● **LISTED ENTRIES**
○ ○ ○ ○ ○
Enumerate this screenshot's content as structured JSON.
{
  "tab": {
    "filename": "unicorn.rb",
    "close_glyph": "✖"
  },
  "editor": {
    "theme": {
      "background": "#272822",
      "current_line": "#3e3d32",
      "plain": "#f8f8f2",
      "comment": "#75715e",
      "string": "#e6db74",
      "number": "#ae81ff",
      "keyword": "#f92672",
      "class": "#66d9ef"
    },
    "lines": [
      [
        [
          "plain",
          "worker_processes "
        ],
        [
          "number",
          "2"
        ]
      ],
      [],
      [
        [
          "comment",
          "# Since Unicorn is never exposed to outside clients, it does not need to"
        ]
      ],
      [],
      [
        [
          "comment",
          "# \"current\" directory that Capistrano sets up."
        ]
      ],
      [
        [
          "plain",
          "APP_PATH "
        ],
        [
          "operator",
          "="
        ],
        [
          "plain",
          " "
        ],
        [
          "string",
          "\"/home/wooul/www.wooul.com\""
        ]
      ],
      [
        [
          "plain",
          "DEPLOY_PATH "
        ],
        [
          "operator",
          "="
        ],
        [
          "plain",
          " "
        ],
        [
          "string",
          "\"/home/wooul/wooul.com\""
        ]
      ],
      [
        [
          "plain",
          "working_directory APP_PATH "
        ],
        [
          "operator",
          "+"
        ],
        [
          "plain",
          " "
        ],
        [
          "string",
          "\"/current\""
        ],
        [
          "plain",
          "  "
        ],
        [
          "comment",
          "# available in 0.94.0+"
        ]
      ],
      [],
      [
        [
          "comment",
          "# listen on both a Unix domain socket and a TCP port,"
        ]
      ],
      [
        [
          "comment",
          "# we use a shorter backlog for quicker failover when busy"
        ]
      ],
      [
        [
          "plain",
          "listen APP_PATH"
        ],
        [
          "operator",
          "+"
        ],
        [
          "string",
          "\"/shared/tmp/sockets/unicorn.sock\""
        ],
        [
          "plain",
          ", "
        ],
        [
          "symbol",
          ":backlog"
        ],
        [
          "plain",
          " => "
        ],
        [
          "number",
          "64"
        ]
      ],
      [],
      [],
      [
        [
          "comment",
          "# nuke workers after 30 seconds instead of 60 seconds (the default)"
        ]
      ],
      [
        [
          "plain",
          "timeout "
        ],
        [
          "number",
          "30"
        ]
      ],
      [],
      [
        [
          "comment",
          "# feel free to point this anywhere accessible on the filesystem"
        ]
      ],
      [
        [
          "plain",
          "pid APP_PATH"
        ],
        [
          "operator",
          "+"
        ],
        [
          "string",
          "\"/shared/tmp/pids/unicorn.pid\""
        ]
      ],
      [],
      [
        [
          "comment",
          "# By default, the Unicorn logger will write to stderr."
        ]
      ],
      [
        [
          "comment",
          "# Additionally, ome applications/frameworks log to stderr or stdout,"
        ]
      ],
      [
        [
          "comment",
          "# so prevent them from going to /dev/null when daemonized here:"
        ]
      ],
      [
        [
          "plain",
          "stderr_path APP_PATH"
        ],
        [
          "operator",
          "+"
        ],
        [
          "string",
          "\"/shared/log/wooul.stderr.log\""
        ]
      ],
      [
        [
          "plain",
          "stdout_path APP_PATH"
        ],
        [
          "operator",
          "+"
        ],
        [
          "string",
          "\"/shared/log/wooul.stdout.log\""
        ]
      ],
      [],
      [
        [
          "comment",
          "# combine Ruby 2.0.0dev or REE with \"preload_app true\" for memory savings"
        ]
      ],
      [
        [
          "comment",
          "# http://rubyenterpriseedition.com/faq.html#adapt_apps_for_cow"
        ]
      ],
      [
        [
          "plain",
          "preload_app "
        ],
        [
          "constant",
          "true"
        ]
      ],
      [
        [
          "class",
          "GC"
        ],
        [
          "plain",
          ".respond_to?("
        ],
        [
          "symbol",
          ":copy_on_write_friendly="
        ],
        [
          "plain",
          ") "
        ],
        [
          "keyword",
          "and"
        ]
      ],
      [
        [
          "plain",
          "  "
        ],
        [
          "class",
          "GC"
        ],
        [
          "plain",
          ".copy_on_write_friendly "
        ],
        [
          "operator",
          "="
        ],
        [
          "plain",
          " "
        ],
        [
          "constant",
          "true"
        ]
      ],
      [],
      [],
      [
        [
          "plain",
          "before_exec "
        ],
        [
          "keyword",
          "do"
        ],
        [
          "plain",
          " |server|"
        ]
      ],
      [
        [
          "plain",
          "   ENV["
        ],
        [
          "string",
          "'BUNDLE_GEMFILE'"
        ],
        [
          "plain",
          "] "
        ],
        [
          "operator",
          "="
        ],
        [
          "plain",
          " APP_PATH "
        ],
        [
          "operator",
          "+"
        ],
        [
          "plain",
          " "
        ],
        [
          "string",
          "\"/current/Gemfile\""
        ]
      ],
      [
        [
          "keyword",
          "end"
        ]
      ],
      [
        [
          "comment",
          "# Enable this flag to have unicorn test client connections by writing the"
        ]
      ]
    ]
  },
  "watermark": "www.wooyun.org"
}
○ ○ ○ ○ ○
● **STATED EXERCISE**
Write the complete data out, exactly as above.

● **ANSWER FOR THE TASK**
Enumerate this screenshot's content as structured JSON.
{
  "tab": {
    "filename": "unicorn.rb",
    "close_glyph": "✖"
  },
  "editor": {
    "theme": {
      "background": "#272822",
      "current_line": "#3e3d32",
      "plain": "#f8f8f2",
      "comment": "#75715e",
      "string": "#e6db74",
      "number": "#ae81ff",
      "keyword": "#f92672",
      "class": "#66d9ef"
    },
    "lines": [
      [
        [
          "plain",
          "worker_processes "
        ],
        [
          "number",
          "2"
        ]
      ],
      [],
      [
        [
          "comment",
          "# Since Unicorn is never exposed to outside clients, it does not need to"
        ]
      ],
      [],
      [
        [
          "comment",
          "# \"current\" directory that Capistrano sets up."
        ]
      ],
      [
        [
          "plain",
          "APP_PATH "
        ],
        [
          "operator",
          "="
        ],
        [
          "plain",
          " "
        ],
        [
          "string",
          "\"/home/wooul/www.wooul.com\""
        ]
      ],
      [
        [
          "plain",
          "DEPLOY_PATH "
        ],
        [
          "operator",
          "="
        ],
        [
          "plain",
          " "
        ],
        [
          "string",
          "\"/home/wooul/wooul.com\""
        ]
      ],
      [
        [
          "plain",
          "working_directory APP_PATH "
        ],
        [
          "operator",
          "+"
        ],
        [
          "plain",
          " "
        ],
        [
          "string",
          "\"/current\""
        ],
        [
          "plain",
          "  "
        ],
        [
          "comment",
          "# available in 0.94.0+"
        ]
      ],
      [],
      [
        [
          "comment",
          "# listen on both a Unix domain socket and a TCP port,"
        ]
      ],
      [
        [
          "comment",
          "# we use a shorter backlog for quicker failover when busy"
        ]
      ],
      [
        [
          "plain",
          "listen APP_PATH"
        ],
        [
          "operator",
          "+"
        ],
        [
          "string",
          "\"/shared/tmp/sockets/unicorn.sock\""
        ],
        [
          "plain",
          ", "
        ],
        [
          "symbol",
          ":backlog"
        ],
        [
          "plain",
          " => "
        ],
        [
          "number",
          "64"
        ]
      ],
      [],
      [],
      [
        [
          "comment",
          "# nuke workers after 30 seconds instead of 60 seconds (the default)"
        ]
      ],
      [
        [
          "plain",
          "timeout "
        ],
        [
          "number",
          "30"
        ]
      ],
      [],
      [
        [
          "comment",
          "# feel free to point this anywhere accessible on the filesystem"
        ]
      ],
      [
        [
          "plain",
          "pid APP_PATH"
        ],
        [
          "operator",
          "+"
        ],
        [
          "string",
          "\"/shared/tmp/pids/unicorn.pid\""
        ]
      ],
      [],
      [
        [
          "comment",
          "# By default, the Unicorn logger will write to stderr."
        ]
      ],
      [
        [
          "comment",
          "# Additionally, ome applications/frameworks log to stderr or stdout,"
        ]
      ],
      [
        [
          "comment",
          "# so prevent them from going to /dev/null when daemonized here:"
        ]
      ],
      [
        [
          "plain",
          "stderr_path APP_PATH"
        ],
        [
          "operator",
          "+"
        ],
        [
          "string",
          "\"/shared/log/wooul.stderr.log\""
        ]
      ],
      [
        [
          "plain",
          "stdout_path APP_PATH"
        ],
        [
          "operator",
          "+"
        ],
        [
          "string",
          "\"/shared/log/wooul.stdout.log\""
        ]
      ],
      [],
      [
        [
          "comment",
          "# combine Ruby 2.0.0dev or REE with \"preload_app true\" for memory savings"
        ]
      ],
      [
        [
          "comment",
          "# http://rubyenterpriseedition.com/faq.html#adapt_apps_for_cow"
        ]
      ],
      [
        [
          "plain",
          "preload_app "
        ],
        [
          "constant",
          "true"
        ]
      ],
      [
        [
          "class",
          "GC"
        ],
        [
          "plain",
          ".respond_to?("
        ],
        [
          "symbol",
          ":copy_on_write_friendly="
        ],
        [
          "plain",
          ") "
        ],
        [
          "keyword",
          "and"
        ]
      ],
      [
        [
          "plain",
          "  "
        ],
        [
          "class",
          "GC"
        ],
        [
          "plain",
          ".copy_on_write_friendly "
        ],
        [
          "operator",
          "="
        ],
        [
          "plain",
          " "
        ],
        [
          "constant",
          "true"
        ]
      ],
      [],
      [],
      [
        [
          "plain",
          "before_exec "
        ],
        [
          "keyword",
          "do"
        ],
        [
          "plain",
          " |server|"
        ]
      ],
      [
        [
          "plain",
          "   ENV["
        ],
        [
          "string",
          "'BUNDLE_GEMFILE'"
        ],
        [
          "plain",
          "] "
        ],
        [
          "operator",
          "="
        ],
        [
          "plain",
          " APP_PATH "
        ],
        [
          "operator",
          "+"
        ],
        [
          "plain",
          " "
        ],
        [
          "string",
          "\"/current/Gemfile\""
        ]
      ],
      [
        [
          "keyword",
          "end"
        ]
      ],
      [
        [
          "comment",
          "# Enable this flag to have unicorn test client connections by writing the"
        ]
      ]
    ]
  },
  "watermark": "www.wooyun.org"
}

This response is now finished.